==== Extracted records ====

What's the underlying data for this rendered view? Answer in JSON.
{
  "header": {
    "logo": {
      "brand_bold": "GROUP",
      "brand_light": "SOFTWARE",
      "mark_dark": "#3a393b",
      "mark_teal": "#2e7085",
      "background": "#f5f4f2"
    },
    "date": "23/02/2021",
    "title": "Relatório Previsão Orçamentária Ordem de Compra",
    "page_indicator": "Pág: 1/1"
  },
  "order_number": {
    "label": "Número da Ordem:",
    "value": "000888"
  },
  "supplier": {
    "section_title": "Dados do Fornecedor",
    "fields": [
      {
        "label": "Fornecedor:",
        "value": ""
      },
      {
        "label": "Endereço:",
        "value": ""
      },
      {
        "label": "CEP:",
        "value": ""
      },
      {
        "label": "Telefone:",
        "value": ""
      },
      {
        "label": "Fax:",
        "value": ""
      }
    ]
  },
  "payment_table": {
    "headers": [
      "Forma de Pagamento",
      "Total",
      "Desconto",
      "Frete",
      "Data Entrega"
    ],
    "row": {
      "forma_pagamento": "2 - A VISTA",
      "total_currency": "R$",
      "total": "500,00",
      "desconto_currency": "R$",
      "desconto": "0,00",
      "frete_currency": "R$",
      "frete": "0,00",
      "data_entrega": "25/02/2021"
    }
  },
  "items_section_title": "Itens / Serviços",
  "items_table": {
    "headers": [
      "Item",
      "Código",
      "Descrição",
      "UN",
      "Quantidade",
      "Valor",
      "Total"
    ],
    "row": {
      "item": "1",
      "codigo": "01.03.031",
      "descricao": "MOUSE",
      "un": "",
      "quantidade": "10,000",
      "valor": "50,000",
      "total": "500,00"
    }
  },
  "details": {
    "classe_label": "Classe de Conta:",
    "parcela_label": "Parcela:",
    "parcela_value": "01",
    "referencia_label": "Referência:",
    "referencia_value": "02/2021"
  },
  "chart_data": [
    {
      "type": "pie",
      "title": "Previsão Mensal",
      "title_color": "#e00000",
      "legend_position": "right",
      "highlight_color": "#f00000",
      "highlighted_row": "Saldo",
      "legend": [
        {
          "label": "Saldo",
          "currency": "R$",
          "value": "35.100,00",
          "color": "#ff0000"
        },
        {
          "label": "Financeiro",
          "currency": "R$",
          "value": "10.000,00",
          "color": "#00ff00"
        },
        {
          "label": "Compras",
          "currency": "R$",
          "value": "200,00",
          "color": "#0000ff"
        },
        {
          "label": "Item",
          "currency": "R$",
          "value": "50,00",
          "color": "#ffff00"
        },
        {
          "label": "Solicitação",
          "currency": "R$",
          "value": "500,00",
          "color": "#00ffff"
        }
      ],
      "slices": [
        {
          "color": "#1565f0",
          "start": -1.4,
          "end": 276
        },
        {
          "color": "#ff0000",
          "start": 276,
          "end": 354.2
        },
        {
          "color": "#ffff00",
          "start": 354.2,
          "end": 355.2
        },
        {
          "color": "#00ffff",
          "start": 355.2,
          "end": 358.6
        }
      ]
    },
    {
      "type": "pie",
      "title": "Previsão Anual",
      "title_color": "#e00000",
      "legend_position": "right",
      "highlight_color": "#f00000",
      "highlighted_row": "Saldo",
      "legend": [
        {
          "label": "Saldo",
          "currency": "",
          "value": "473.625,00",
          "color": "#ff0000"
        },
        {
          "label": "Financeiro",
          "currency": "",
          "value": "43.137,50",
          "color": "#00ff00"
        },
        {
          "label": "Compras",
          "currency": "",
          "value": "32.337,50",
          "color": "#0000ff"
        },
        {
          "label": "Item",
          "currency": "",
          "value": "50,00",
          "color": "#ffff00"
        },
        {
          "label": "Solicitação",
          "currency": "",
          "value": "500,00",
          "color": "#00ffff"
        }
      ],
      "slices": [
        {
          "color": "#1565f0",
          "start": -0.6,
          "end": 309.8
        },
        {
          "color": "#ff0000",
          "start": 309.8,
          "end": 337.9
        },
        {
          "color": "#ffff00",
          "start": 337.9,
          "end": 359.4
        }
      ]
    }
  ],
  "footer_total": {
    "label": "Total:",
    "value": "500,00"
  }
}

====

* What you are asked to do *
The data above must be returned in full, exactly as written.

* Solution *
What's the underlying data for this rendered view? Answer in JSON.
{
  "header": {
    "logo": {
      "brand_bold": "GROUP",
      "brand_light": "SOFTWARE",
      "mark_dark": "#3a393b",
      "mark_teal": "#2e7085",
      "background": "#f5f4f2"
    },
    "date": "23/02/2021",
    "title": "Relatório Previsão Orçamentária Ordem de Compra",
    "page_indicator": "Pág: 1/1"
  },
  "order_number": {
    "label": "Número da Ordem:",
    "value": "000888"
  },
  "supplier": {
    "section_title": "Dados do Fornecedor",
    "fields": [
      {
        "label": "Fornecedor:",
        "value": ""
      },
      {
        "label": "Endereço:",
        "value": ""
      },
      {
        "label": "CEP:",
        "value": ""
      },
      {
        "label": "Telefone:",
        "value": ""
      },
      {
        "label": "Fax:",
        "value": ""
      }
    ]
  },
  "payment_table": {
    "headers": [
      "Forma de Pagamento",
      "Total",
      "Desconto",
      "Frete",
      "Data Entrega"
    ],
    "row": {
      "forma_pagamento": "2 - A VISTA",
      "total_currency": "R$",
      "total": "500,00",
      "desconto_currency": "R$",
      "desconto": "0,00",
      "frete_currency": "R$",
      "frete": "0,00",
      "data_entrega": "25/02/2021"
    }
  },
  "items_section_title": "Itens / Serviços",
  "items_table": {
    "headers": [
      "Item",
      "Código",
      "Descrição",
      "UN",
      "Quantidade",
      "Valor",
      "Total"
    ],
    "row": {
      "item": "1",
      "codigo": "01.03.031",
      "descricao": "MOUSE",
      "un": "",
      "quantidade": "10,000",
      "valor": "50,000",
      "total": "500,00"
    }
  },
  "details": {
    "classe_label": "Classe de Conta:",
    "parcela_label": "Parcela:",
    "parcela_value": "01",
    "referencia_label": "Referência:",
    "referencia_value": "02/2021"
  },
  "chart_data": [
    {
      "type": "pie",
      "title": "Previsão Mensal",
      "title_color": "#e00000",
      "legend_position": "right",
      "highlight_color": "#f00000",
      "highlighted_row": "Saldo",
      "legend": [
        {
          "label": "Saldo",
          "currency": "R$",
          "value": "35.100,00",
          "color": "#ff0000"
        },
        {
          "label": "Financeiro",
          "currency": "R$",
          "value": "10.000,00",
          "color": "#00ff00"
        },
        {
          "label": "Compras",
          "currency": "R$",
          "value": "200,00",
          "color": "#0000ff"
        },
        {
          "label": "Item",
          "currency": "R$",
          "value": "50,00",
          "color": "#ffff00"
        },
        {
          "label": "Solicitação",
          "currency": "R$",
          "value": "500,00",
          "color": "#00ffff"
        }
      ],
      "slices": [
        {
          "color": "#1565f0",
          "start": -1.4,
          "end": 276
        },
        {
          "color": "#ff0000",
          "start": 276,
          "end": 354.2
        },
        {
          "color": "#ffff00",
          "start": 354.2,
          "end": 355.2
        },
        {
          "color": "#00ffff",
          "start": 355.2,
          "end": 358.6
        }
      ]
    },
    {
      "type": "pie",
      "title": "Previsão Anual",
      "title_color": "#e00000",
      "legend_position": "right",
      "highlight_color": "#f00000",
      "highlighted_row": "Saldo",
      "legend": [
        {
          "label": "Saldo",
          "currency": "",
          "value": "473.625,00",
          "color": "#ff0000"
        },
        {
          "label": "Financeiro",
          "currency": "",
          "value": "43.137,50",
          "color": "#00ff00"
        },
        {
          "label": "Compras",
          "currency": "",
          "value": "32.337,50",
          "color": "#0000ff"
        },
        {
          "label": "Item",
          "currency": "",
          "value": "50,00",
          "color": "#ffff00"
        },
        {
          "label": "Solicitação",
          "currency": "",
          "value": "500,00",
          "color": "#00ffff"
        }
      ],
      "slices": [
        {
          "color": "#1565f0",
          "start": -0.6,
          "end": 309.8
        },
        {
          "color": "#ff0000",
          "start": 309.8,
          "end": 337.9
        },
        {
          "color": "#ffff00",
          "start": 337.9,
          "end": 359.4
        }
      ]
    }
  ],
  "footer_total": {
    "label": "Total:",
    "value": "500,00"
  }
}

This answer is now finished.